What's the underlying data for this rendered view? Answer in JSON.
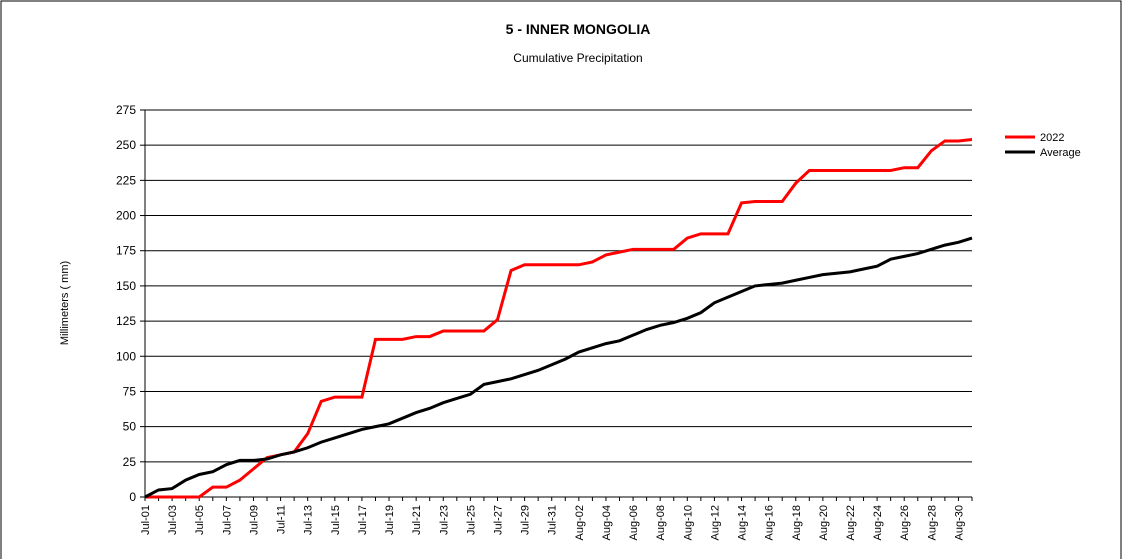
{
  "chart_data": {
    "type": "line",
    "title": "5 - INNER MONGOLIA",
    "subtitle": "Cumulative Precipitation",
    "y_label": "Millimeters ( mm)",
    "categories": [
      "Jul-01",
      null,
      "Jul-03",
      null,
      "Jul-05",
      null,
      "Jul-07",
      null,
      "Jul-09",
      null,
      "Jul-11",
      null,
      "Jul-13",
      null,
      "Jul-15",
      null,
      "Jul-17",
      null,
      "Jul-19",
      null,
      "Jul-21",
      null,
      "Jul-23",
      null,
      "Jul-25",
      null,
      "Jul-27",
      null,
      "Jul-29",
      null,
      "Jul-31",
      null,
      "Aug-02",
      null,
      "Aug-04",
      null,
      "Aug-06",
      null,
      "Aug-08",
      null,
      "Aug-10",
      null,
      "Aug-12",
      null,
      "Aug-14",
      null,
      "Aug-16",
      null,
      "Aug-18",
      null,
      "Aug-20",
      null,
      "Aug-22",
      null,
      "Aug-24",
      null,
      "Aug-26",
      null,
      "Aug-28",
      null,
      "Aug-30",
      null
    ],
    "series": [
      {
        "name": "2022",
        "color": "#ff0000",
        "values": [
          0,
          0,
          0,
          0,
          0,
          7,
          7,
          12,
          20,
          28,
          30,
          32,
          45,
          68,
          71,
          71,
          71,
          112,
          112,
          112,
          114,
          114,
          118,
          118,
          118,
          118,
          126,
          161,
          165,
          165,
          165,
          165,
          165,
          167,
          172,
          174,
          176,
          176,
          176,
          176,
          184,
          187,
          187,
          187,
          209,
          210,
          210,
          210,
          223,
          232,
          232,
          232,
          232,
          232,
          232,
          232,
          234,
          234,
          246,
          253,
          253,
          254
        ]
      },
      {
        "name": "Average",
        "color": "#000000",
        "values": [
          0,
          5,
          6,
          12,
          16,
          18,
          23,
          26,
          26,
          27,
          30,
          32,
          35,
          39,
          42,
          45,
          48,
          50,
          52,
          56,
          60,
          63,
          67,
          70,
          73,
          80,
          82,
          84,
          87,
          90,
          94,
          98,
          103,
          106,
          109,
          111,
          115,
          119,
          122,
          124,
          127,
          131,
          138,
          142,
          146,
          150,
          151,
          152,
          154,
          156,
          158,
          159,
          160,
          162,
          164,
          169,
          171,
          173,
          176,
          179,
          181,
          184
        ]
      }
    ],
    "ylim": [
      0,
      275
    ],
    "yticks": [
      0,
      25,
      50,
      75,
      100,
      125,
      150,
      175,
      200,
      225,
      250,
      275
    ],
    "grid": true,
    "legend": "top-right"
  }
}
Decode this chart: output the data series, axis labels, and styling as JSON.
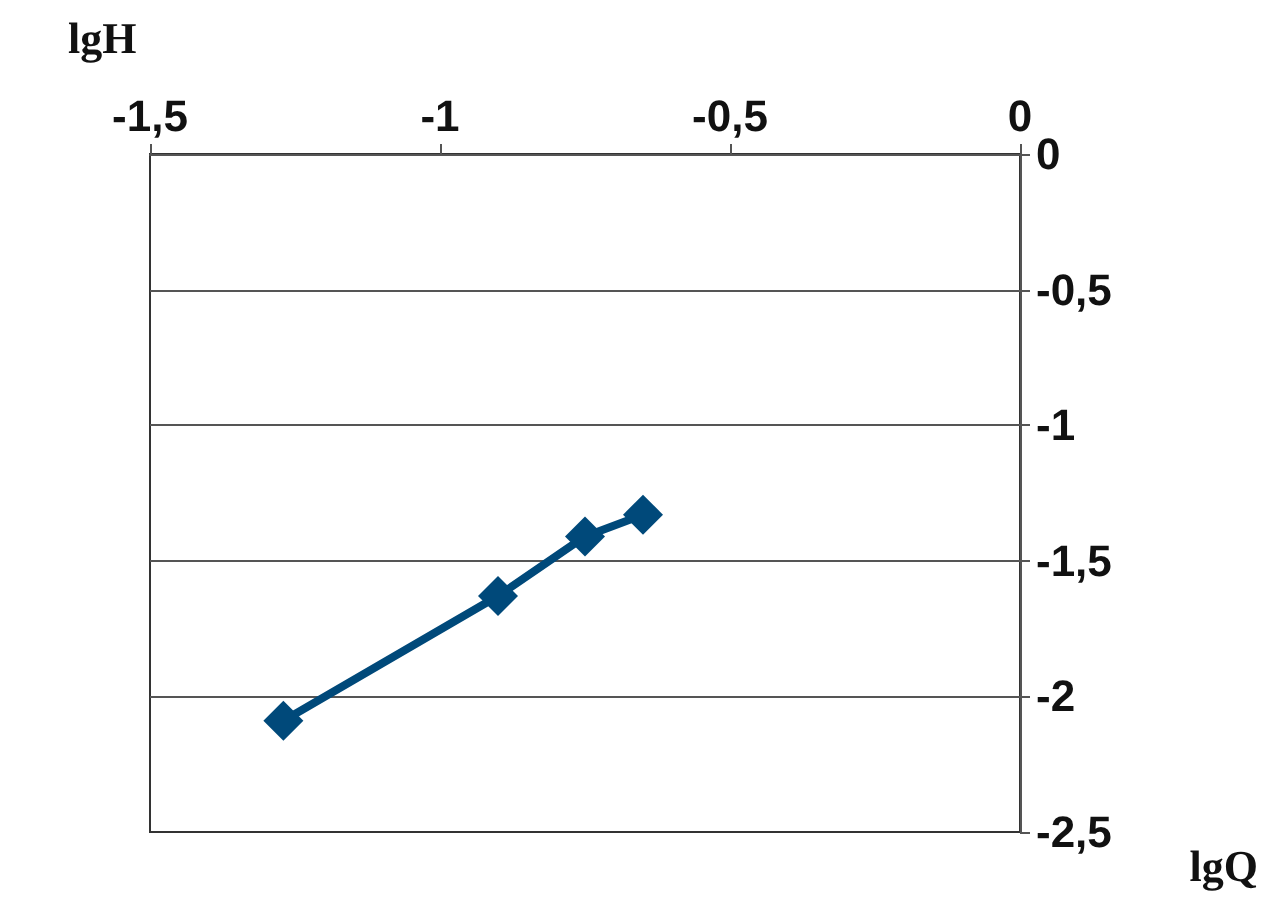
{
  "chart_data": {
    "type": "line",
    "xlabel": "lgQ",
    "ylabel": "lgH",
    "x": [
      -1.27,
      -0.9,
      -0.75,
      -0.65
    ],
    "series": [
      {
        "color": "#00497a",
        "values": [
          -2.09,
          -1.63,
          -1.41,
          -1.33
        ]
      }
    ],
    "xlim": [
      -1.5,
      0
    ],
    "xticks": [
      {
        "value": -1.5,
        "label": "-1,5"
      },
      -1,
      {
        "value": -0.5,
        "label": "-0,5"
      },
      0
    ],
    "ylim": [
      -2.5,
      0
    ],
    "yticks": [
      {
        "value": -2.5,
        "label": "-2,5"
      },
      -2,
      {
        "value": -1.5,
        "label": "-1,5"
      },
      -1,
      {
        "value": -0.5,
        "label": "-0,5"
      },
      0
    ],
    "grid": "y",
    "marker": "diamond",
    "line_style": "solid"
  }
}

· · · · · · ·

#### YOUR TASK
Write out, word for word, the line containing "Decode this chart: output" and each line after it to the end of the data, and nothing more. Drop the pictures.

#### FINAL ANSWER
Decode this chart: output the data series, axis labels, and styling as JSON.
{
  "chart_data": {
    "type": "line",
    "xlabel": "lgQ",
    "ylabel": "lgH",
    "x": [
      -1.27,
      -0.9,
      -0.75,
      -0.65
    ],
    "series": [
      {
        "color": "#00497a",
        "values": [
          -2.09,
          -1.63,
          -1.41,
          -1.33
        ]
      }
    ],
    "xlim": [
      -1.5,
      0
    ],
    "xticks": [
      {
        "value": -1.5,
        "label": "-1,5"
      },
      -1,
      {
        "value": -0.5,
        "label": "-0,5"
      },
      0
    ],
    "ylim": [
      -2.5,
      0
    ],
    "yticks": [
      {
        "value": -2.5,
        "label": "-2,5"
      },
      -2,
      {
        "value": -1.5,
        "label": "-1,5"
      },
      -1,
      {
        "value": -0.5,
        "label": "-0,5"
      },
      0
    ],
    "grid": "y",
    "marker": "diamond",
    "line_style": "solid"
  }
}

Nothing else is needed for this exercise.